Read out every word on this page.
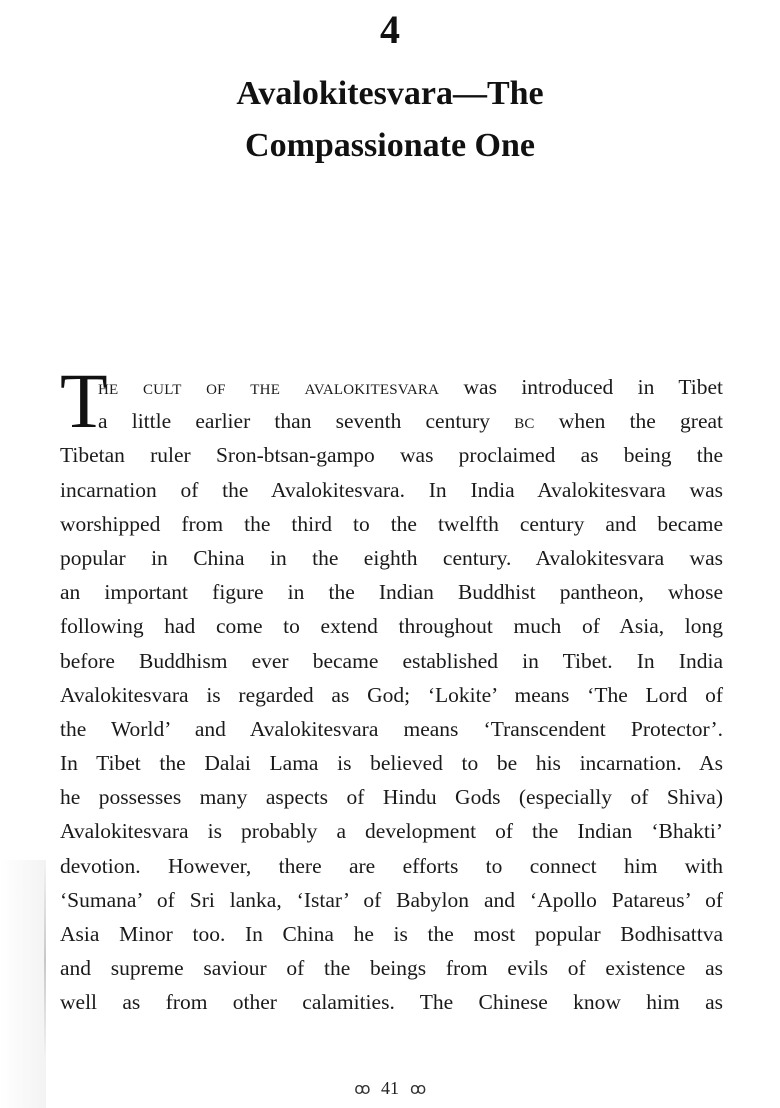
4
Avalokitesvara—The
Compassionate One
T
he cult of the avalokitesvara was introduced in Tibet
a little earlier than seventh century bc when the great
Tibetan ruler Sron-btsan-gampo was proclaimed as being the
incarnation of the Avalokitesvara. In India Avalokitesvara was
worshipped from the third to the twelfth century and became
popular in China in the eighth century. Avalokitesvara was
an important figure in the Indian Buddhist pantheon, whose
following had come to extend throughout much of Asia, long
before Buddhism ever became established in Tibet. In India
Avalokitesvara is regarded as God; ‘Lokite’ means ‘The Lord of
the World’ and Avalokitesvara means ‘Transcendent Protector’.
In Tibet the Dalai Lama is believed to be his incarnation. As
he possesses many aspects of Hindu Gods (especially of Shiva)
Avalokitesvara is probably a development of the Indian ‘Bhakti’
devotion. However, there are efforts to connect him with
‘Sumana’ of Sri lanka, ‘Istar’ of Babylon and ‘Apollo Patareus’ of
Asia Minor too. In China he is the most popular Bodhisattva
and supreme saviour of the beings from evils of existence as
well as from other calamities. The Chinese know him as
ꝏ 41 ꝏ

--------------------------------

## WORK TO DO
All records must be output exactly as they are, except for the pictures, which are left out.

## THE RESULT
Read out every word on this page.
4
Avalokitesvara—The
Compassionate One
T
he cult of the avalokitesvara was introduced in Tibet
a little earlier than seventh century bc when the great
Tibetan ruler Sron-btsan-gampo was proclaimed as being the
incarnation of the Avalokitesvara. In India Avalokitesvara was
worshipped from the third to the twelfth century and became
popular in China in the eighth century. Avalokitesvara was
an important figure in the Indian Buddhist pantheon, whose
following had come to extend throughout much of Asia, long
before Buddhism ever became established in Tibet. In India
Avalokitesvara is regarded as God; ‘Lokite’ means ‘The Lord of
the World’ and Avalokitesvara means ‘Transcendent Protector’.
In Tibet the Dalai Lama is believed to be his incarnation. As
he possesses many aspects of Hindu Gods (especially of Shiva)
Avalokitesvara is probably a development of the Indian ‘Bhakti’
devotion. However, there are efforts to connect him with
‘Sumana’ of Sri lanka, ‘Istar’ of Babylon and ‘Apollo Patareus’ of
Asia Minor too. In China he is the most popular Bodhisattva
and supreme saviour of the beings from evils of existence as
well as from other calamities. The Chinese know him as
ꝏ 41 ꝏ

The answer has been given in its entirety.